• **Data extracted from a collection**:
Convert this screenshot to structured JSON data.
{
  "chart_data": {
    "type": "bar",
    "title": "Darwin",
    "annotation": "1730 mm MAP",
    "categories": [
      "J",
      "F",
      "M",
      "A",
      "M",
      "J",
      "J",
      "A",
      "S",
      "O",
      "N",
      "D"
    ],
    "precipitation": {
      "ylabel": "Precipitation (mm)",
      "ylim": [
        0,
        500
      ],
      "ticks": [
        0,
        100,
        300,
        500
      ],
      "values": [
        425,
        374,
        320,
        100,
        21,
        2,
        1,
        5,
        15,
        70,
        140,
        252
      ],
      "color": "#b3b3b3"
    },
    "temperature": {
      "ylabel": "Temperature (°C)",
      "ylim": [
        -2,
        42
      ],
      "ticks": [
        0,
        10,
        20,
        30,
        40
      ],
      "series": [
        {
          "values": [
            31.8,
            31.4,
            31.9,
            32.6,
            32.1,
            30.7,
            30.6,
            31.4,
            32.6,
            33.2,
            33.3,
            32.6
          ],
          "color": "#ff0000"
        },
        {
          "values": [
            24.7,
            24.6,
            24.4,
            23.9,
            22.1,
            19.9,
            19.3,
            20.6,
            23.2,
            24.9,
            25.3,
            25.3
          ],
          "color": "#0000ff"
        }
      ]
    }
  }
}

• **Job**: From the entries above, select each line containing the string "ylabel".

• **Task answer**:
      "ylabel": "Precipitation (mm)",
      "ylabel": "Temperature (°C)",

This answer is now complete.